[Figure record extracts]

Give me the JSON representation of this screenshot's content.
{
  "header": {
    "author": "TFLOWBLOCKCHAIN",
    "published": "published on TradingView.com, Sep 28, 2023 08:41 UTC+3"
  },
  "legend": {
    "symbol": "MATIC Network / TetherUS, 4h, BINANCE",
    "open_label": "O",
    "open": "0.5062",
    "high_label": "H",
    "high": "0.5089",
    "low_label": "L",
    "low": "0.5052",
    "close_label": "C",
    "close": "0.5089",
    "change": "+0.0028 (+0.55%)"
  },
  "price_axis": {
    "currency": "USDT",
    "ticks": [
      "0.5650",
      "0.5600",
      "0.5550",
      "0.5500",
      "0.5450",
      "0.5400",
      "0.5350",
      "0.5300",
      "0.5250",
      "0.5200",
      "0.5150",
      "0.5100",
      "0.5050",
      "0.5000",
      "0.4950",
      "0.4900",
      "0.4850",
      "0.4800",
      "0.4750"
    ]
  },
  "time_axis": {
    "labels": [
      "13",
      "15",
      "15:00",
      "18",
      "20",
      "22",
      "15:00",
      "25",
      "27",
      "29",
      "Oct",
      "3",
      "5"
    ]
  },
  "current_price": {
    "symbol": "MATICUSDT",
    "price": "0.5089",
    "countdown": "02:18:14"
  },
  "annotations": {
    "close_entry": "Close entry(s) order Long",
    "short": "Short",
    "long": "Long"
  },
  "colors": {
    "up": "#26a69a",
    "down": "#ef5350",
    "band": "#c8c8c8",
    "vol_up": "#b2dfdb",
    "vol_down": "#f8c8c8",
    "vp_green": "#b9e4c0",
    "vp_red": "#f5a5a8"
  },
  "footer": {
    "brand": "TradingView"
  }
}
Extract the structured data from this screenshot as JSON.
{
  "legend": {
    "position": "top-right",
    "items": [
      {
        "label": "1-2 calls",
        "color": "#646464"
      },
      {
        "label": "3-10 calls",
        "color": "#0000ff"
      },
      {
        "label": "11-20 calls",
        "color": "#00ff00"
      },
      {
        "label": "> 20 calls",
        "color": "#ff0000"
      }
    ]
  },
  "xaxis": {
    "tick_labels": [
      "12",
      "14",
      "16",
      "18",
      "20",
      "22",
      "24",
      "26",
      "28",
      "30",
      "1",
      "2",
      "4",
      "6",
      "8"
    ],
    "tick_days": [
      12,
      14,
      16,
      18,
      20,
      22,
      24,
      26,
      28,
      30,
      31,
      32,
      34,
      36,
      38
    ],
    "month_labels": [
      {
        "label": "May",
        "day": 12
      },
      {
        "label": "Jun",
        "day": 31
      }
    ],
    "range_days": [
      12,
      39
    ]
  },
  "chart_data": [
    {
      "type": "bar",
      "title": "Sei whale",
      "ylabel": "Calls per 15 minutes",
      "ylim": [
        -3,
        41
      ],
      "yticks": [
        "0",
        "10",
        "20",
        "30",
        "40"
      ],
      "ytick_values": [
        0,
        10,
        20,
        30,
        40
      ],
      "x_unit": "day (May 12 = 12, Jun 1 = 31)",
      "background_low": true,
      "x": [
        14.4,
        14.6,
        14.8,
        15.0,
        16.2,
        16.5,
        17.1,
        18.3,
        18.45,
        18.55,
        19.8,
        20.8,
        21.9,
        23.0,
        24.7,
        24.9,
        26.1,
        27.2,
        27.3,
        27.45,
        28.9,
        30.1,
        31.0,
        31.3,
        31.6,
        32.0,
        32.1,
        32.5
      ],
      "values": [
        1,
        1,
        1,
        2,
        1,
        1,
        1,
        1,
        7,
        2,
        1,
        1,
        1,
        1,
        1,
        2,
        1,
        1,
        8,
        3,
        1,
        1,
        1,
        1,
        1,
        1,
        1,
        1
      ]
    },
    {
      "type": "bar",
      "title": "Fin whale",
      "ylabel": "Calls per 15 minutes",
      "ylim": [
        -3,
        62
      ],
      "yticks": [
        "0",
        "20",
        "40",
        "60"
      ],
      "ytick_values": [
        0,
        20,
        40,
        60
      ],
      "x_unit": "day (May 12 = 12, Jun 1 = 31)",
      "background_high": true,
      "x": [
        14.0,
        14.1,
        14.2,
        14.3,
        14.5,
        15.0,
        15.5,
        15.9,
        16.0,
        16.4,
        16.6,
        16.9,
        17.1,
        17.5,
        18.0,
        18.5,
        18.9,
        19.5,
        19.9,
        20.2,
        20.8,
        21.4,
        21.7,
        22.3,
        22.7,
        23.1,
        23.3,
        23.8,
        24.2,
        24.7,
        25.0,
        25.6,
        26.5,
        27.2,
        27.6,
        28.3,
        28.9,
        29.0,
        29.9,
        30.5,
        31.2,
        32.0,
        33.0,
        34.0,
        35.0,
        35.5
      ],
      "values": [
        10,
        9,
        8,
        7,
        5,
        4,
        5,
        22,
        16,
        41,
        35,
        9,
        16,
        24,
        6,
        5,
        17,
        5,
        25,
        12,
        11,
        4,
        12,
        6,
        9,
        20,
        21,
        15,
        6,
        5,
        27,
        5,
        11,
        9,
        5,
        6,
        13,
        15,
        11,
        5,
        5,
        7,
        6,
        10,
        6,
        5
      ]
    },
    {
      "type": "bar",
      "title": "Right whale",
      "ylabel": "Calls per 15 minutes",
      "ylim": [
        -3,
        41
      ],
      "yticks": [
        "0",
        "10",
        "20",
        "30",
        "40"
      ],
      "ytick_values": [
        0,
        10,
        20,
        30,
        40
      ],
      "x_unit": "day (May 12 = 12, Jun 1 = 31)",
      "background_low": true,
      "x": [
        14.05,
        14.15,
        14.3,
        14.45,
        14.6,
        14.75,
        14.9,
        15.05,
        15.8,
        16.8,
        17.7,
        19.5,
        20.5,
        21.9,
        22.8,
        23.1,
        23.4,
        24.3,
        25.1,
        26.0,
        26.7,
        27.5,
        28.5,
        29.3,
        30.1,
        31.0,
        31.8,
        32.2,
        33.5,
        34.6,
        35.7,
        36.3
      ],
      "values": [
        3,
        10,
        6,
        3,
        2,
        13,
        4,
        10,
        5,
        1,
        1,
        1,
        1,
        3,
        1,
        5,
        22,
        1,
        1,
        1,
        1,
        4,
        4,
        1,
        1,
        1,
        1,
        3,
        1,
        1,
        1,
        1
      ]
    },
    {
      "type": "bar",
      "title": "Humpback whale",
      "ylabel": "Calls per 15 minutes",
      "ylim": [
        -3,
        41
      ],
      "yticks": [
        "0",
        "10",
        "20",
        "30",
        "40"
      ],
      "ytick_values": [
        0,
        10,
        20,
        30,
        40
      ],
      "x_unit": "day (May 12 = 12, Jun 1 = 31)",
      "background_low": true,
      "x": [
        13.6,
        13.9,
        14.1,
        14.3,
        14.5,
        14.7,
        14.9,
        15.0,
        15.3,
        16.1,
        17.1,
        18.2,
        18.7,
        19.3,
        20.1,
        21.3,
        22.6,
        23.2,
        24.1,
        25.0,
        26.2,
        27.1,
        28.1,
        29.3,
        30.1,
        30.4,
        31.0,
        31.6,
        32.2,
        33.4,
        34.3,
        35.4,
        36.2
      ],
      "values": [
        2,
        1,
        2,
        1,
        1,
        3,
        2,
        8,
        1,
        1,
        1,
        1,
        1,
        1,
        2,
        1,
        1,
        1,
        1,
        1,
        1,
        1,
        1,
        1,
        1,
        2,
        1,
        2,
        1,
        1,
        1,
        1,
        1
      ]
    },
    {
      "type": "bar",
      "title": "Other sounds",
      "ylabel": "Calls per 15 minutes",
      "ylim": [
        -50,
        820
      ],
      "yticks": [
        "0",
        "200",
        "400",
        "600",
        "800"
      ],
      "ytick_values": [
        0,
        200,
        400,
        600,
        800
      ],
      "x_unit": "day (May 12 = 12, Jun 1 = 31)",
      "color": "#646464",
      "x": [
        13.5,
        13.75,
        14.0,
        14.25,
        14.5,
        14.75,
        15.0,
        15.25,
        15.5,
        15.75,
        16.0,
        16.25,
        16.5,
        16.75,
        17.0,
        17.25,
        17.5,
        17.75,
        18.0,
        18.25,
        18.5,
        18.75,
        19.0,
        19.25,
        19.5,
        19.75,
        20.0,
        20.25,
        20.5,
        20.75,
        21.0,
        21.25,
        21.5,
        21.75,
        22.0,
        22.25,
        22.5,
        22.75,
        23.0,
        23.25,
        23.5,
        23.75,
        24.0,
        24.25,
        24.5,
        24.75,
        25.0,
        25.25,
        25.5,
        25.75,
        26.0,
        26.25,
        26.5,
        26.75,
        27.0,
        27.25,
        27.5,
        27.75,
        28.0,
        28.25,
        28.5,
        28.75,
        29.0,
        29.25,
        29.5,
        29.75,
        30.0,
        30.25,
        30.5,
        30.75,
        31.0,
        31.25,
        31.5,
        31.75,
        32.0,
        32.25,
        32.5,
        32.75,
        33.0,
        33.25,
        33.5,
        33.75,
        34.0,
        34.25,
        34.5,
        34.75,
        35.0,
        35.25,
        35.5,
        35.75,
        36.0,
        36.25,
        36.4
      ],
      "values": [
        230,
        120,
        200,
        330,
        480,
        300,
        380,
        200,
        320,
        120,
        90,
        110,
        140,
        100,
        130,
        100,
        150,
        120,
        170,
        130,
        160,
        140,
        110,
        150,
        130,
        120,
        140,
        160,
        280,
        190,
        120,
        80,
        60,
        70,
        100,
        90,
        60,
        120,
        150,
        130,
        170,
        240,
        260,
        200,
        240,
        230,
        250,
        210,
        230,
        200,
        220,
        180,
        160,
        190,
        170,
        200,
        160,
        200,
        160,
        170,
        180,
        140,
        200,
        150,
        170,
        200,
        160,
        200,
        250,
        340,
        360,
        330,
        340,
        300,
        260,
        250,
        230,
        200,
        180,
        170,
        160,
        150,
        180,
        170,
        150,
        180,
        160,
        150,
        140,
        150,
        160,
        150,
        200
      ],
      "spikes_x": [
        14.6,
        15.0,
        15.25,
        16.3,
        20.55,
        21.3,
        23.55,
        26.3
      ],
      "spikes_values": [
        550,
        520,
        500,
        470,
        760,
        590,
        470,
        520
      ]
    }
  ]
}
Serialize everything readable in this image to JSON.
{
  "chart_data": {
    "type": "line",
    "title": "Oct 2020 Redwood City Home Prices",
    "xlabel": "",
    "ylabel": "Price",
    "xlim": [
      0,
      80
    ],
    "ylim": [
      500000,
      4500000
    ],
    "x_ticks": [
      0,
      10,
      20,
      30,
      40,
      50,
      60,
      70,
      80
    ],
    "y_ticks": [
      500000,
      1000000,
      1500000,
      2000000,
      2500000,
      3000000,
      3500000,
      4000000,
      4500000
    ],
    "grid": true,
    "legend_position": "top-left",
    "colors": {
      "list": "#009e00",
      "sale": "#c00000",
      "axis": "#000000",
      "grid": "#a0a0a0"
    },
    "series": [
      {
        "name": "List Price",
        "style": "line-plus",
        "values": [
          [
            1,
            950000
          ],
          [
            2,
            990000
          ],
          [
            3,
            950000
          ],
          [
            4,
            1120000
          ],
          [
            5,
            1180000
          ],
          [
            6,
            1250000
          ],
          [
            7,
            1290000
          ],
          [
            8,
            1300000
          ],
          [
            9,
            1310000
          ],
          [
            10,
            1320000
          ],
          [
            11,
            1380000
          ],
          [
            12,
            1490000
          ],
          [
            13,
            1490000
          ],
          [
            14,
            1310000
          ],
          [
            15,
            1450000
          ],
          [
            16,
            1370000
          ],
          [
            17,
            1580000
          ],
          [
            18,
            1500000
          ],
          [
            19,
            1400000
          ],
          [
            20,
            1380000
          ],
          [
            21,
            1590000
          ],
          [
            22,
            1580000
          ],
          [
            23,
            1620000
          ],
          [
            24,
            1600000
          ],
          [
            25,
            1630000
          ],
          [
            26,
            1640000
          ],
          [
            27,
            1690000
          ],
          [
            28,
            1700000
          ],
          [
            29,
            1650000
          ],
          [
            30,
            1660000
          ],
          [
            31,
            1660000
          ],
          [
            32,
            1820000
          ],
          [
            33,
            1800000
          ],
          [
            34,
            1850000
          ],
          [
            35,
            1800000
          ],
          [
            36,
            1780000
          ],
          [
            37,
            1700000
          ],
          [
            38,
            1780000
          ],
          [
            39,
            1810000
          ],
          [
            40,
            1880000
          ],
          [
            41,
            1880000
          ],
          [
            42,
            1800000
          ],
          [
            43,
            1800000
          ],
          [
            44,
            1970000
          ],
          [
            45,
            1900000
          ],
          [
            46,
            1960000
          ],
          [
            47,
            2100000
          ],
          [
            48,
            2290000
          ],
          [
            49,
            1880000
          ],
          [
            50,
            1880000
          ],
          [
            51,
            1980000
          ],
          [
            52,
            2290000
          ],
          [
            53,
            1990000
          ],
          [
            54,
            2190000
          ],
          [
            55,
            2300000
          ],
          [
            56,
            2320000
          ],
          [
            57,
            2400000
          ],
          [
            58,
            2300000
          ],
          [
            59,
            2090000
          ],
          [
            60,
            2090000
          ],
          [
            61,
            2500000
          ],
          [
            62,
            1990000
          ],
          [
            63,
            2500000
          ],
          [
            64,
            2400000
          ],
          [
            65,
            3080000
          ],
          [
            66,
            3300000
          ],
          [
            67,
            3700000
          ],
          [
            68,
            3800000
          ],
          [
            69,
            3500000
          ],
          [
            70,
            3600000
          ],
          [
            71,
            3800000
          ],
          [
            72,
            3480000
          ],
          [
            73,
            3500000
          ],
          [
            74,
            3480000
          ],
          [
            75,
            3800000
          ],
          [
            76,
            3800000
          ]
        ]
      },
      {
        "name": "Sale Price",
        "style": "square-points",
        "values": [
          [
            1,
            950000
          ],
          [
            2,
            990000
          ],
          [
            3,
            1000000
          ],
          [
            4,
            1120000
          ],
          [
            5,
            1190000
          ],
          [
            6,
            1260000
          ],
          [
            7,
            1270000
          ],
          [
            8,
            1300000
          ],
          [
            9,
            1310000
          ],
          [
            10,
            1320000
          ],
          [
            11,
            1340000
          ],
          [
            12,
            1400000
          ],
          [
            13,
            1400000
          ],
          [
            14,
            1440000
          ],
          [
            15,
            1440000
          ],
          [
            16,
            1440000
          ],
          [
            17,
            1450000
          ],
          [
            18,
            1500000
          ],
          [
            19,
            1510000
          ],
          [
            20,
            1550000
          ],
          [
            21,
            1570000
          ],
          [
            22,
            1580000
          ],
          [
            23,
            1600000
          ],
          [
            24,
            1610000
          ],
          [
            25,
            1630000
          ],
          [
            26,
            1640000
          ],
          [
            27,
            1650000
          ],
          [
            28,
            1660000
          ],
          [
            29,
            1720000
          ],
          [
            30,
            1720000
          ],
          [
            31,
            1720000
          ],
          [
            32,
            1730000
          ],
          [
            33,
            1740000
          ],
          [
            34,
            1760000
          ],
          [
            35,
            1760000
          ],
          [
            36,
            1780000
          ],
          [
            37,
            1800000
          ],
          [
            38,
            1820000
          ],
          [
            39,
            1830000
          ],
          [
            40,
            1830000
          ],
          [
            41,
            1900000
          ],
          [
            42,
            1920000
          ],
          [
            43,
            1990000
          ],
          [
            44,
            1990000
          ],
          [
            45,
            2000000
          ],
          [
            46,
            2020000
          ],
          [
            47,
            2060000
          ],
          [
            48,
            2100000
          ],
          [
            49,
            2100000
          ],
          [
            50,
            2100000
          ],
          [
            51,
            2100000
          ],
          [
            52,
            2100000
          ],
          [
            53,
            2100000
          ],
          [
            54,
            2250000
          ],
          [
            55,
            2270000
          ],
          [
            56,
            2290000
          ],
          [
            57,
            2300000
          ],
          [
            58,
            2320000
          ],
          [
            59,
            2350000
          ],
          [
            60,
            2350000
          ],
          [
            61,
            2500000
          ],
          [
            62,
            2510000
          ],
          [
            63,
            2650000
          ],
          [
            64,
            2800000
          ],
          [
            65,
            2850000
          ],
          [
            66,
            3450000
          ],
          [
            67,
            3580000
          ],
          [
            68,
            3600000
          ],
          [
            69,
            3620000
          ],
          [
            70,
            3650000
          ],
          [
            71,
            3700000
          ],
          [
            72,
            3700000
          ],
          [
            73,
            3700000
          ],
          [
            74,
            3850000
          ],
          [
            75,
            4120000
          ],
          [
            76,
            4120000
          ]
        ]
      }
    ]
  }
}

→ Set exercise: List each line of the records that holds the string "JSON".

→ Output for this exercise:
Give me the JSON representation of this screenshot's content.
Extract the structured data from this screenshot as JSON.
Serialize everything readable in this image to JSON.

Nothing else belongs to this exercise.